== EXERCISE A ==
Return the listing lines from the one containing "189, 693, 192]" through the one containing "186, 162, 189]", inclusive, repeating each line verbatim.

== SOURCE EXTRACT ==
○ ○ ○

Under the terms of the agreement,
MedEquities stockholders will receive a fixed exchange ratio of 0.235 Omega common shares plus $2.00 in cash for each share of
MedEquities common stock held by them, which represents a value of $10.26 per MedEquities share based on the $35.15 closing price
for Omega common stock on December 31, 2018. Separately, MedEquities will declare a special cash dividend of $0.21 per share payable
to the holders of record of MedEquities common stock as of the end of trading on the New York Stock Exchange on the trading day
immediately prior to the closing date of the transaction. There are no changes planned to Omega’s board of directors or
executive officers related to the merger transaction.
Taylor Pickett, Omega’s Chief
Executive Officer stated, “John and his team have built a high quality diversified portfolio, which should provide Omega
with meaningful future growth opportunities.” Mr. Pickett continued, “This acquisition reinforces our commitment to
the skilled nursing and senior housing industry, while adding new asset types to our portfolio furthering our strategic objectives.”
John McRoberts, Chairman and Chief
Executive Officer of MedEquities added, “This is a very compelling transaction for MedEquities’ stockholders. We believe
going forward that our stockholders will be in an excellent position from having an investment in Omega’s diversified portfolio.
Taylor and his team have a long and successful history of asset growth and diversification as well as solid asset management.

○ ○ ○

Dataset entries
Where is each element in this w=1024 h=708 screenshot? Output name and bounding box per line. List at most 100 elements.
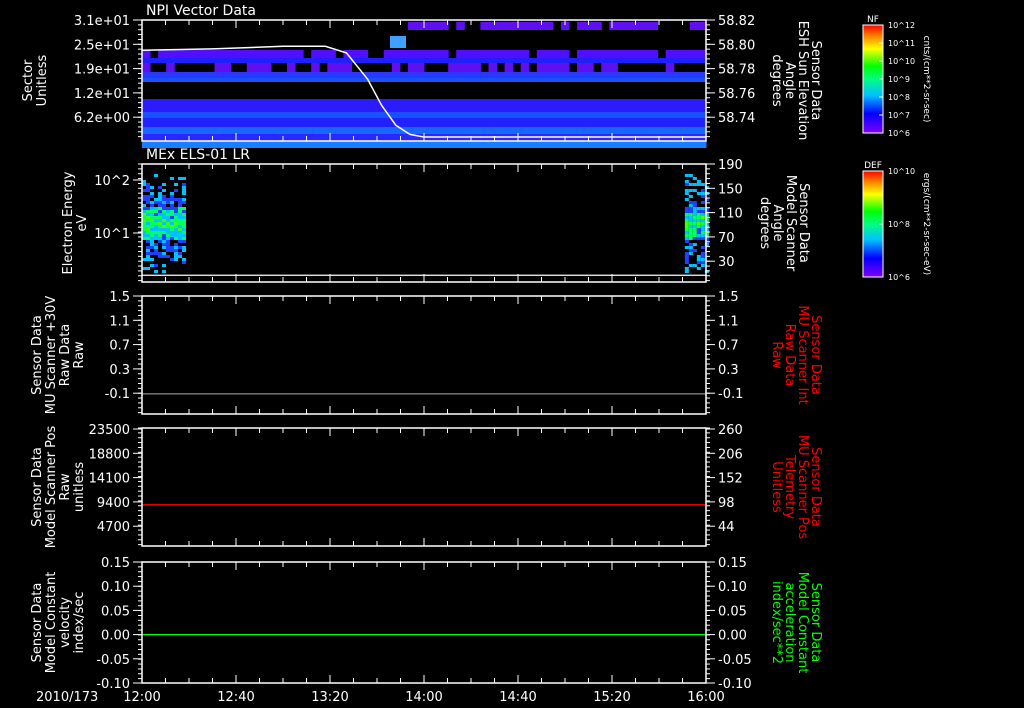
spectrogram-cell	[688, 189, 693, 192]
spectrogram-cell	[399, 112, 409, 118]
y-tick-label-left: 0.05	[101, 604, 130, 619]
spectrogram-cell	[688, 195, 693, 198]
spectrogram-cell	[415, 99, 425, 112]
spectrogram-cell	[367, 118, 377, 127]
spectrogram-cell	[158, 186, 162, 189]
spectrogram-cell	[174, 134, 183, 141]
spectrogram-cell	[335, 72, 344, 78]
y-axis-label-left: Sensor Data	[30, 583, 45, 663]
spectrogram-cell	[214, 112, 224, 118]
spectrogram-cell	[327, 134, 336, 141]
spectrogram-cell	[383, 78, 393, 82]
spectrogram-cell	[287, 134, 296, 141]
spectrogram-cell	[150, 225, 154, 228]
spectrogram-cell	[552, 50, 562, 58]
spectrogram-cell	[424, 58, 433, 63]
spectrogram-cell	[689, 127, 699, 134]
spectrogram-cell	[512, 72, 522, 78]
spectrogram-cell	[665, 141, 675, 148]
spectrogram-cell	[633, 78, 643, 82]
spectrogram-cell	[585, 22, 594, 30]
spectrogram-cell	[688, 249, 693, 252]
spectrogram-cell	[166, 134, 175, 141]
spectrogram-cell	[641, 112, 651, 118]
spectrogram-cell	[174, 237, 178, 240]
spectrogram-cell	[391, 58, 401, 63]
spectrogram-cell	[689, 22, 699, 30]
spectrogram-cell	[577, 127, 586, 134]
spectrogram-cell	[424, 118, 433, 127]
spectrogram-cell	[696, 255, 701, 258]
spectrogram-cell	[407, 112, 417, 118]
spectrogram-cell	[166, 112, 175, 118]
spectrogram-cell	[585, 78, 594, 82]
y-tick-label-right: 0.10	[718, 580, 747, 595]
spectrogram-cell	[158, 225, 162, 228]
spectrogram-cell	[665, 99, 675, 112]
spectrogram-cell	[246, 127, 256, 134]
spectrogram-cell	[577, 118, 586, 127]
spectrogram-cell	[246, 99, 256, 112]
spectrogram-cell	[182, 78, 191, 82]
spectrogram-cell	[415, 141, 425, 148]
y-tick-label-right: 110	[718, 207, 743, 222]
spectrogram-cell	[696, 225, 701, 228]
spectrogram-cell	[214, 72, 224, 78]
spectrogram-cell	[178, 201, 182, 204]
spectrogram-cell	[359, 50, 369, 58]
y-tick-label-left: 23500	[89, 423, 130, 438]
spectrogram-cell	[166, 72, 175, 78]
spectrogram-cell	[270, 72, 280, 78]
spectrogram-cell	[174, 222, 178, 225]
spectrogram-cell	[673, 78, 683, 82]
spectrogram-cell	[154, 213, 158, 216]
spectrogram-cell	[154, 174, 158, 177]
spectrogram-cell	[198, 134, 207, 141]
spectrogram-cell	[415, 118, 425, 127]
spectrogram-cell	[174, 213, 178, 216]
spectrogram-cell	[480, 112, 489, 118]
spectrogram-cell	[681, 50, 691, 58]
spectrogram-cell	[158, 255, 162, 258]
spectrogram-cell	[150, 192, 154, 195]
spectrogram-cell	[150, 112, 159, 118]
spectrogram-cell	[178, 228, 182, 231]
y-tick-label-right: 1.5	[718, 290, 739, 305]
spectrogram-cell	[262, 78, 272, 82]
spectrogram-cell	[456, 99, 465, 112]
spectrogram-cell	[166, 255, 170, 258]
spectrogram-cell	[319, 112, 328, 118]
y-tick-label-left: 0.00	[101, 629, 130, 644]
spectrogram-cell	[700, 237, 705, 240]
spectrogram-cell	[696, 216, 701, 219]
spectrogram-cell	[174, 255, 178, 258]
spectrogram-cell	[359, 99, 369, 112]
spectrogram-cell	[512, 141, 522, 148]
spectrogram-cell	[158, 201, 162, 204]
spectrogram-cell	[178, 207, 182, 210]
spectrogram-cell	[488, 127, 498, 134]
spectrogram-cell	[625, 99, 634, 112]
spectrogram-cell	[496, 58, 506, 63]
spectrogram-cell	[295, 134, 304, 141]
y-tick-label-left: 10^1	[94, 227, 130, 242]
spectrogram-cell	[432, 141, 441, 148]
spectrogram-cell	[552, 63, 562, 72]
panel-4: 23500 18800 14100 9400 4700 260 206 152 98 44 Sens…	[30, 423, 823, 548]
y-tick-label-left: 1.5	[109, 290, 130, 305]
spectrogram-cell	[496, 50, 506, 58]
spectrogram-cell	[295, 58, 304, 63]
spectrogram-cell	[688, 237, 693, 240]
spectrogram-cell	[351, 50, 361, 58]
spectrogram-cell	[230, 78, 240, 82]
spectrogram-cell	[222, 63, 232, 72]
spectrogram-cell	[480, 118, 489, 127]
spectrogram-cell	[440, 72, 449, 78]
y-tick-label-left: 2.5e+01	[74, 38, 130, 53]
spectrogram-cell	[424, 22, 433, 30]
spectrogram-cell	[544, 22, 554, 30]
spectrogram-cell	[178, 204, 182, 207]
spectrogram-cell	[625, 127, 634, 134]
y-tick-label-right: 98	[718, 496, 735, 511]
spectrogram-cell	[162, 219, 166, 222]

○ ○ ○

== EXERCISE B ==
Resume the passage on the Omega and MedEquities merger from the point where it stops.

== WRITTEN RESPONSE A ==
spectrogram-cell	[688, 189, 693, 192]
spectrogram-cell	[399, 112, 409, 118]
y-tick-label-left: 0.05	[101, 604, 130, 619]
spectrogram-cell	[688, 195, 693, 198]
spectrogram-cell	[415, 99, 425, 112]
spectrogram-cell	[367, 118, 377, 127]
spectrogram-cell	[158, 186, 162, 189]

== WRITTEN RESPONSE B ==
Additionally, our operators will benefit from Omega’s depth of knowledge of the healthcare industry, their strong capital
position and their commitment to support and grow with their tenants.”
Approvals and Timing
Completion of the transaction is
subject to satisfaction of customary closing conditions, including the approval by the stockholders of MedEquities. The transaction
is expected to close in the first half of 2019. Completion of the transaction is not subject to approval by Omega’s stockholders
and is not subject to any financing contingency.
Bryan Cave Leighton Paisner LLP
is serving as legal advisor to Omega. Morrison & Foerster LLP is serving as legal advisor and Citigroup Global Markets Inc.
is serving as exclusive financial advisor to MedEquities.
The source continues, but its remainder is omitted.